| SEITENAUSZUG |
***

Ich gehörte zu einer Stadt, die nicht mehr gleichgültig war, die sich ihrer
Privilegien bewusst wurde und daran aktiv etwas ändern wollte. Und zum
ersten Mal war ich stolz auf meine Stadt.
Auch der Putsch von 2021 erschütterte den Stolz nicht. Wir wussten, dass es
nicht einfach war, das Land zu verändern, und wir gingen [5][erneut auf die
Straße], diesmal mit Mobilisierung auf Nachbarschaftsebene und Schaffung
von Basisstrukturen, die die korrupte Militärherrschaft und ihre Komplizen
in den politischen Parteien ersetzen könnten.
## Stillstand hinter den Kämpfen
Wir waren bereit zum langen Kampf, mit friedlichen Mitteln wie ziviler
Ungehorsam und wöchentlichen Demonstrationen. Aber trotz der gewaltsamen
Repression mit über 100 Getöteten gelang es dem De-facto-Führer nicht, eine
funktionierende Regierung zu bilden. Niemand obsiegte im Kampf zwischen den
Menschen auf der Straße und den Menschen an der Macht, und das Land kam
scheinbar zum Stillstand.
Unter diesem scheinbaren Stillstand köchelten Spannungen zwischen SAF und
RSF. Sie hatten zwar 2021 gemeinsam geputscht, aber die Führer dieser
beiden Streitkräfte waren sich uneins über das bisschen Macht, das es in
Sudan noch gab.
Am 15. April 2023 war ich Zeugin, wie Khartum zum Schlachtfeld wurde und
wie im Angesicht von Gewalt und schweren Waffen unsere Erfahrungen und
Mittel des friedlichen Widerstandes nichts mehr nützten.
Das Einzige, was wir tun konnten, war, [6][zu gehen].
Seitdem haben beide Kriegsparteien in Khartum den Sieg über die andere
ausgerufen, wobei es in Wirklichkeit nichts mehr zu siegen gab. Die
Zerstörung hat nichts ausgespart, physisch, ökonomisch, sozial, kulturell.
## Was, wenn der Krieg vorbei ist?
Das Einzige, was nicht zerstört wurde, war unser Glaube, den wir in unseren
Koffern mitnahmen, als wir gingen: der Glaube, dass es einen Weg zurück
gibt.
Heute ist der Krieg in meiner Stadt ein Jahr alt. Unser Haus in Khartum ist
zerstört und geplündert worden. Unsere angemietete Wohnung in Kairo hat
sich nie wie zu Hause angefühlt. Wir sprechen immer noch jeden Tag darüber,
was wir machen, wenn der Krieg vorbei ist.

***

| GESPEICHERTE DATEN |
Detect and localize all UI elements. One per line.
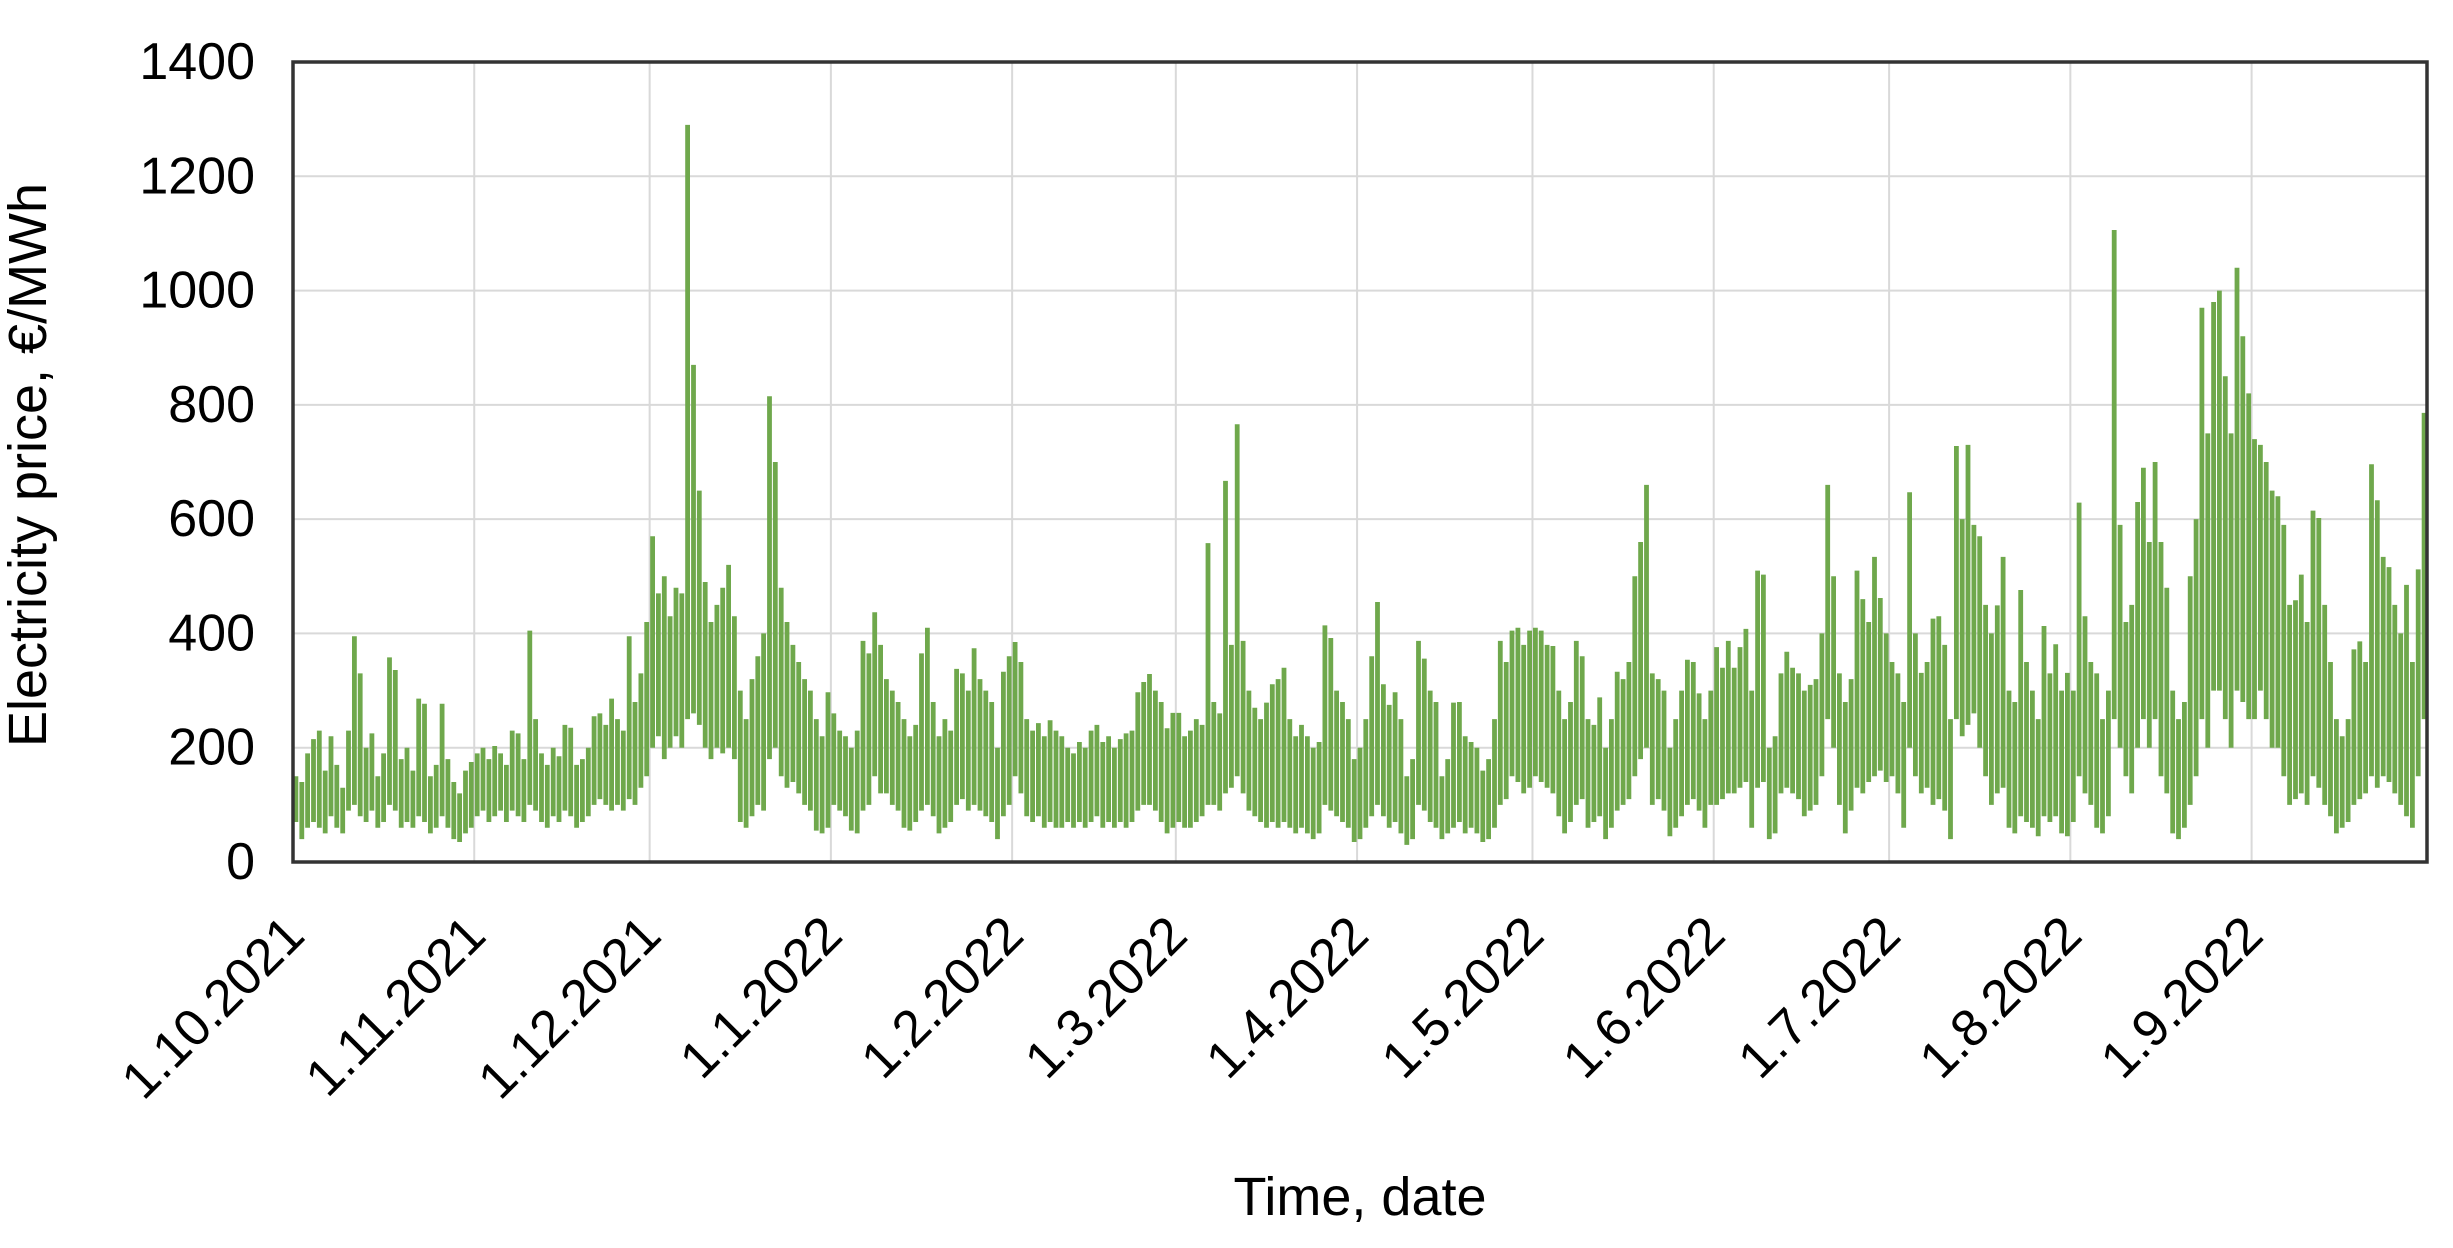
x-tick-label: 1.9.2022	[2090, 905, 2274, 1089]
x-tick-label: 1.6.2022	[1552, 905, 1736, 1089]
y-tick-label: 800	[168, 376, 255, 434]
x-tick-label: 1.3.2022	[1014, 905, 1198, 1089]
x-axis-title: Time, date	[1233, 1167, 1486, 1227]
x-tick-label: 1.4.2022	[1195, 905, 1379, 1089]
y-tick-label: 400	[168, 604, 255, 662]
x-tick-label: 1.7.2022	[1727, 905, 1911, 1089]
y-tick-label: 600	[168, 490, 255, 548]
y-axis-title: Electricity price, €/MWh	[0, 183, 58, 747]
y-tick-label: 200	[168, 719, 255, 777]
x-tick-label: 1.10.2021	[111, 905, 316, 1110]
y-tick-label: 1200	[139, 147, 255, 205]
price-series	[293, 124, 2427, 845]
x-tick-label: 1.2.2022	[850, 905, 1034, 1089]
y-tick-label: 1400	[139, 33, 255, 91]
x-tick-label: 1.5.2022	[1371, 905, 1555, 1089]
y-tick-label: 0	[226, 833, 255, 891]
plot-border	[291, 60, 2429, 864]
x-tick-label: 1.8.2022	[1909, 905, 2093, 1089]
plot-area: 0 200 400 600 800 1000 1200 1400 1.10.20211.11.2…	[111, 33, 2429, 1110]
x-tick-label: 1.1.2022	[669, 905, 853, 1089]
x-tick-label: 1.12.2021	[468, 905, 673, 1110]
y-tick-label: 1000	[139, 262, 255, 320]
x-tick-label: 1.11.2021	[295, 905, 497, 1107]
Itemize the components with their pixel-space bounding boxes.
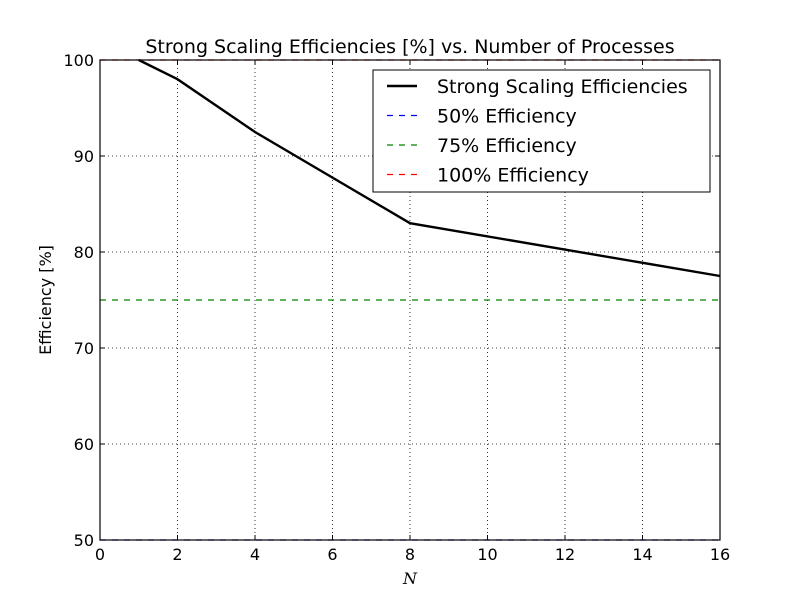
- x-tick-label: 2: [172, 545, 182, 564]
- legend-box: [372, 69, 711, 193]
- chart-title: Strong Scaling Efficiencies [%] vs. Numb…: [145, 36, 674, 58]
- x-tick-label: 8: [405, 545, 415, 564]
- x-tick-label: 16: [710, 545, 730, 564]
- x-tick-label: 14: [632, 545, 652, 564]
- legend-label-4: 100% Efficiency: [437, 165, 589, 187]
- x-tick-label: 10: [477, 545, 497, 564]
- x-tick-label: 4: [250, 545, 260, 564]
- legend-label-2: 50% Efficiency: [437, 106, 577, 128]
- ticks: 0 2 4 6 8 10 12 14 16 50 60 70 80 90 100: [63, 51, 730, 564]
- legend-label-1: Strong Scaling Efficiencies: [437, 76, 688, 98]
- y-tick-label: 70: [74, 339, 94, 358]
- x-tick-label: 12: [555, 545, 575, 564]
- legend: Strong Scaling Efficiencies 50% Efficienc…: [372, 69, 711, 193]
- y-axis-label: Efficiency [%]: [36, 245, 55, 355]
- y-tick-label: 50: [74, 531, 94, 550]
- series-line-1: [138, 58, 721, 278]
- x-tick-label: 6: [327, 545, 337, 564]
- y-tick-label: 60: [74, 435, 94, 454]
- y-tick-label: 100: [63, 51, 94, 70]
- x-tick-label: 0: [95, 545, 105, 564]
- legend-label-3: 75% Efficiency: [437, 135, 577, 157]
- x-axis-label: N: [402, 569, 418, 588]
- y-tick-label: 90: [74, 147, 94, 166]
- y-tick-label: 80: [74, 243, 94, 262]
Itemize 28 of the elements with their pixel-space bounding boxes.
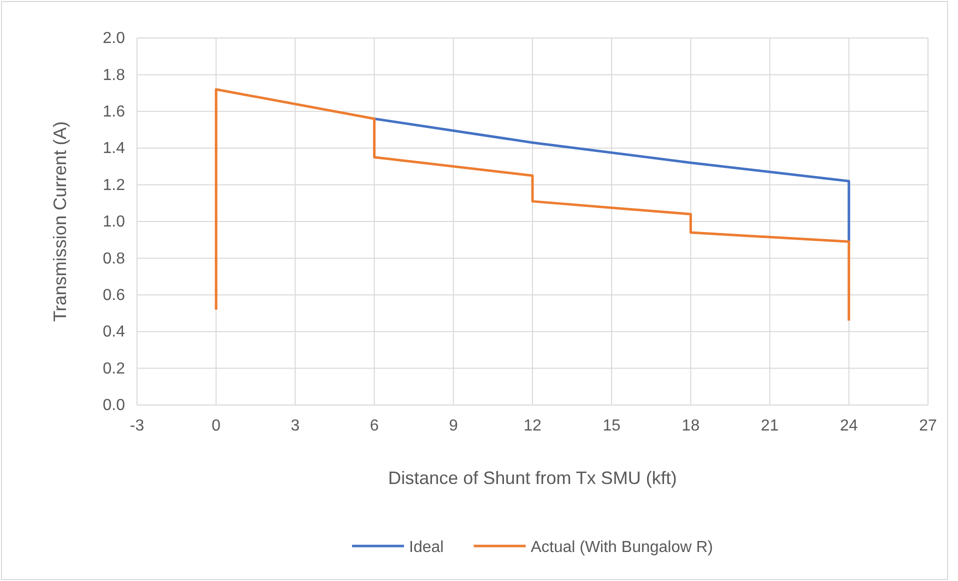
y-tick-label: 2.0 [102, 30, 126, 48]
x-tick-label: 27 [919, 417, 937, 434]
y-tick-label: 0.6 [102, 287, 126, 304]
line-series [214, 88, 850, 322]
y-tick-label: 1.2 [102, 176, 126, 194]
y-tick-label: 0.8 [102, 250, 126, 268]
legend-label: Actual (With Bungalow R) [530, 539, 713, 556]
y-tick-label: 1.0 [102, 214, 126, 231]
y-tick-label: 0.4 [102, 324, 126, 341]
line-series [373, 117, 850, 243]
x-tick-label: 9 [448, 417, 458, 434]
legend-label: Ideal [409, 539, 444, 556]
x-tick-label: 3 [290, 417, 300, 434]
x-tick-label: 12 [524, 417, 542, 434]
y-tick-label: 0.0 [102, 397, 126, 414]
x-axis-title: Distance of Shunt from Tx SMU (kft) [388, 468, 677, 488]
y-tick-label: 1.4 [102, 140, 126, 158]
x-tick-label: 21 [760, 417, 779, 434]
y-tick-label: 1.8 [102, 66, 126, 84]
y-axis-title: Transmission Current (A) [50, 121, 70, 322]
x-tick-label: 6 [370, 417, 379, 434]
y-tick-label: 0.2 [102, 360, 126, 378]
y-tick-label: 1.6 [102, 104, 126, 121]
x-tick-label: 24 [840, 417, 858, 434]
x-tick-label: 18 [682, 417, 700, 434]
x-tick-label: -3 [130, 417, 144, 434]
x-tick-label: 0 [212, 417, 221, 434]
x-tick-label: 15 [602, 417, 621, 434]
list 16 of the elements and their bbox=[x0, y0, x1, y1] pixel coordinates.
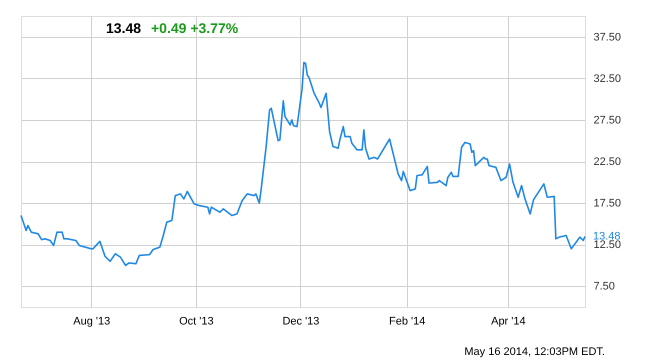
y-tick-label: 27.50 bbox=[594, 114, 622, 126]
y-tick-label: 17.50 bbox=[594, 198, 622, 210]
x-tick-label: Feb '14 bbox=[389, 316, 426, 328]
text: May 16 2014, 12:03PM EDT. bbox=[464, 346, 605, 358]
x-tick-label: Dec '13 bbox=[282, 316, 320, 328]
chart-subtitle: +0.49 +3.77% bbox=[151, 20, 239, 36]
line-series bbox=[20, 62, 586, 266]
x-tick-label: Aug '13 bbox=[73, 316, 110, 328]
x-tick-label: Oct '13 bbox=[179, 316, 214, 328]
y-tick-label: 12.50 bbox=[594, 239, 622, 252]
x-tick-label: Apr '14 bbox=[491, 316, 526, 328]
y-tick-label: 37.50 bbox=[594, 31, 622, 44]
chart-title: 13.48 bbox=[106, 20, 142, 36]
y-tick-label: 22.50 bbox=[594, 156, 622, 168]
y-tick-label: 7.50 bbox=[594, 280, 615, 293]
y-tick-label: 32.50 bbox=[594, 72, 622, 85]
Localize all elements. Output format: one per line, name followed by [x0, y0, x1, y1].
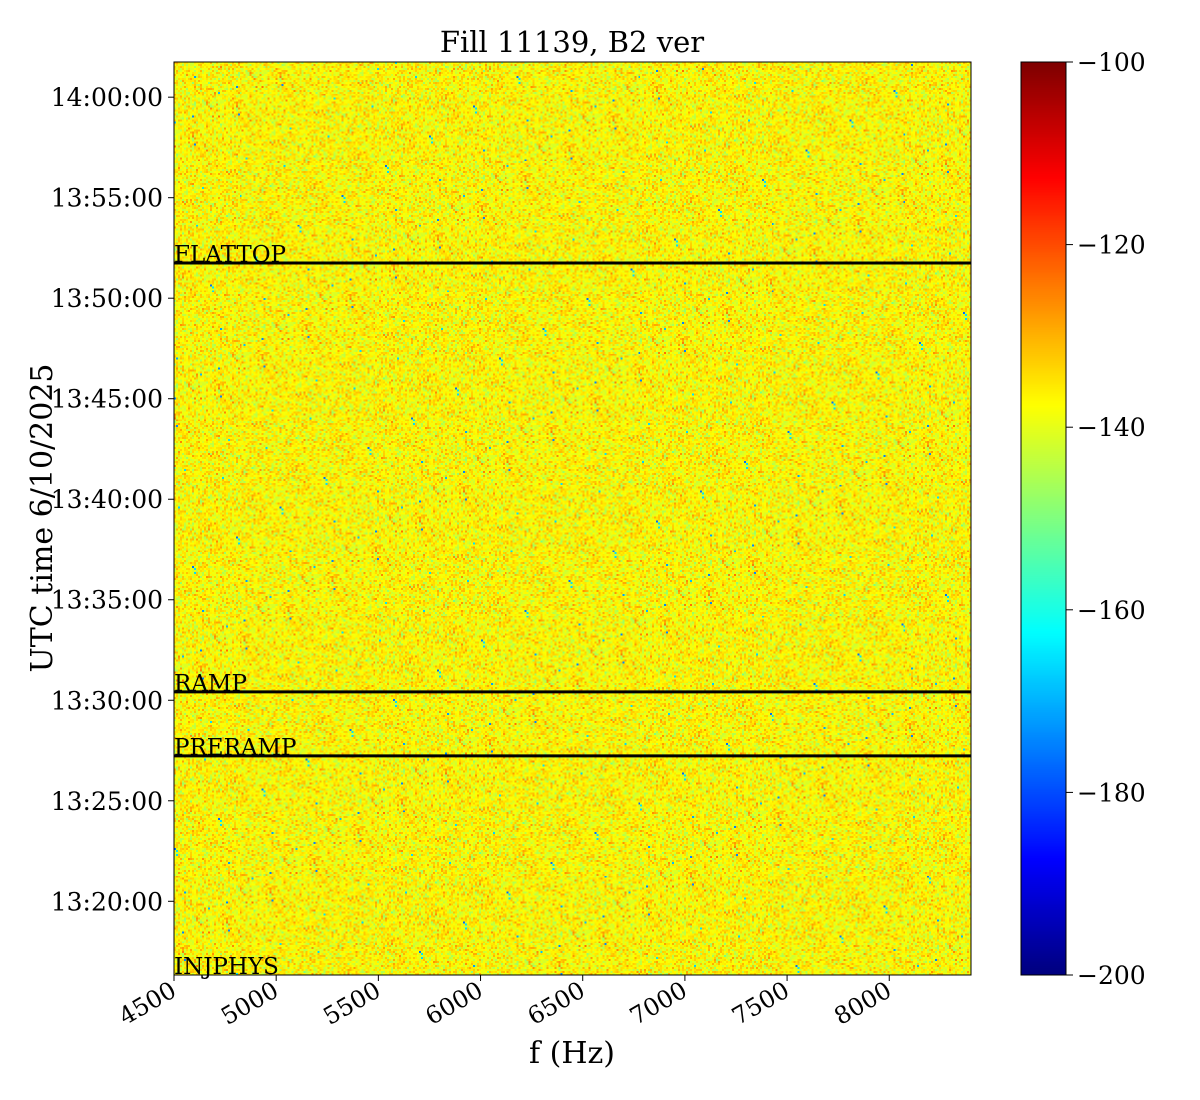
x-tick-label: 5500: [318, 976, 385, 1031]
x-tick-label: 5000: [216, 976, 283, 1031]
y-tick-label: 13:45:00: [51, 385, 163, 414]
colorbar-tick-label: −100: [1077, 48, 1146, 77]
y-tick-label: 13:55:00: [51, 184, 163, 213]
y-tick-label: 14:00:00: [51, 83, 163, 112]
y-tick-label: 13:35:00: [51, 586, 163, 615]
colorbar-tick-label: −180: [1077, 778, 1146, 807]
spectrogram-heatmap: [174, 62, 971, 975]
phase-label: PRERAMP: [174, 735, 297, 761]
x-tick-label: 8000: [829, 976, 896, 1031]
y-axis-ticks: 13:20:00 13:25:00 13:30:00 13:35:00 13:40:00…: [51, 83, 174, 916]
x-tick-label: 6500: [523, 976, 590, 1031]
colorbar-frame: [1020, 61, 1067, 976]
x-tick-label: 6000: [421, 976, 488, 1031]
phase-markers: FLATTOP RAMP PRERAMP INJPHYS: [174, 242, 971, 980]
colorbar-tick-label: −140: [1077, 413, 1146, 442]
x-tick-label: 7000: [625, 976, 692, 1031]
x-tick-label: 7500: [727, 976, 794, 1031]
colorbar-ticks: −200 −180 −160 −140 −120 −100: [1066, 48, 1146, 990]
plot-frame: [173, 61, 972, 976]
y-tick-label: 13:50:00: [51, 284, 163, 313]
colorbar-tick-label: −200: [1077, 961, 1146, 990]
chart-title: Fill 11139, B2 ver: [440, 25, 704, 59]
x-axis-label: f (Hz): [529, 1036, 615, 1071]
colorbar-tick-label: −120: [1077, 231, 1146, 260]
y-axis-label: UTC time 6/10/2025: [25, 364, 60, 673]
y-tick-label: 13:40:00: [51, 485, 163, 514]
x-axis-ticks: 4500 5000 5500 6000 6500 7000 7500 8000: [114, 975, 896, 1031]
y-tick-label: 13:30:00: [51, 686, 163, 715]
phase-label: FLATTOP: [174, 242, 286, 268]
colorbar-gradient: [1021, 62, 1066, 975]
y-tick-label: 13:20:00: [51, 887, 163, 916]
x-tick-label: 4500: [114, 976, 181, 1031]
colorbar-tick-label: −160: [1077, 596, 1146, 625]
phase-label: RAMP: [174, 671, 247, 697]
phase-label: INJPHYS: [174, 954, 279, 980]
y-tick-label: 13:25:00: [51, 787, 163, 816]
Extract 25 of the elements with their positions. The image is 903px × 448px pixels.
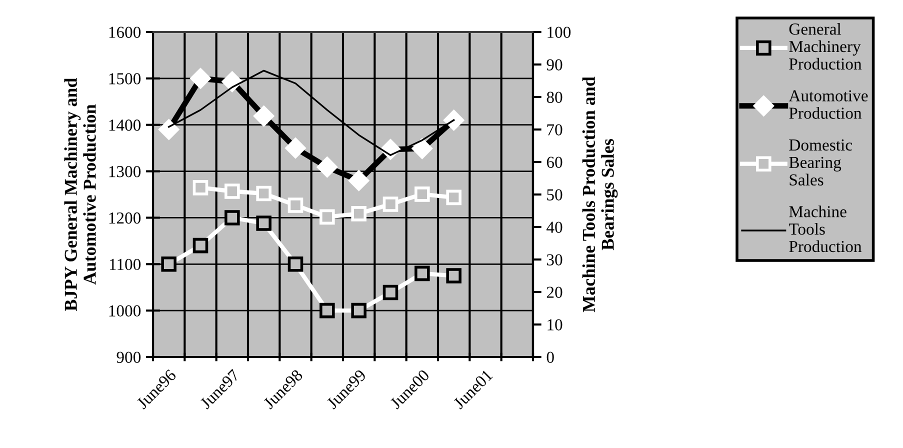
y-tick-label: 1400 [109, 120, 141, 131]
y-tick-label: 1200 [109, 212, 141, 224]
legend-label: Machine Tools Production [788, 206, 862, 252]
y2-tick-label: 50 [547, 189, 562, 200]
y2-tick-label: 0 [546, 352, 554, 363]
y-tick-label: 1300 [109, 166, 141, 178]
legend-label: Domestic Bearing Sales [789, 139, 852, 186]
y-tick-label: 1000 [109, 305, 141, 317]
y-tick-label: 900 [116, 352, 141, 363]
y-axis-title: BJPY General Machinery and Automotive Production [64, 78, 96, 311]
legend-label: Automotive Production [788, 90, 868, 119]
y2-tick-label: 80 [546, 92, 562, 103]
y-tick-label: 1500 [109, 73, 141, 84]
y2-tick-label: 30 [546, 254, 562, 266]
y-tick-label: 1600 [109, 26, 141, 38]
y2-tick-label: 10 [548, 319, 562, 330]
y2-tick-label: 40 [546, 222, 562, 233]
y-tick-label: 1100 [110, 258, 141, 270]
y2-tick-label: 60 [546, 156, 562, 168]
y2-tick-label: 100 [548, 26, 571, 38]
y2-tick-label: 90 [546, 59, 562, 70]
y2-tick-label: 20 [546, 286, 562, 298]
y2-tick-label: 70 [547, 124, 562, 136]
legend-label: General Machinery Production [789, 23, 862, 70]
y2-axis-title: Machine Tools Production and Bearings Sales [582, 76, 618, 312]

***

| AUFGABENDETAILS |
Bearbeite den Seitenauszug und gib die Passage von „Das Einzige, was nicht“ bis einschließlich „Krieg vorbei ist.“ erneut wieder. Ersetze darin „Koffern“ durch „Taschen“.

| LÖSUNG DER AUFGABE |
Das Einzige, was nicht zerstört wurde, war unser Glaube, den wir in unseren
Taschen mitnahmen, als wir gingen: der Glaube, dass es einen Weg zurück
gibt.
Heute ist der Krieg in meiner Stadt ein Jahr alt. Unser Haus in Khartum ist
zerstört und geplündert worden. Unsere angemietete Wohnung in Kairo hat
sich nie wie zu Hause angefühlt. Wir sprechen immer noch jeden Tag darüber,
was wir machen, wenn der Krieg vorbei ist.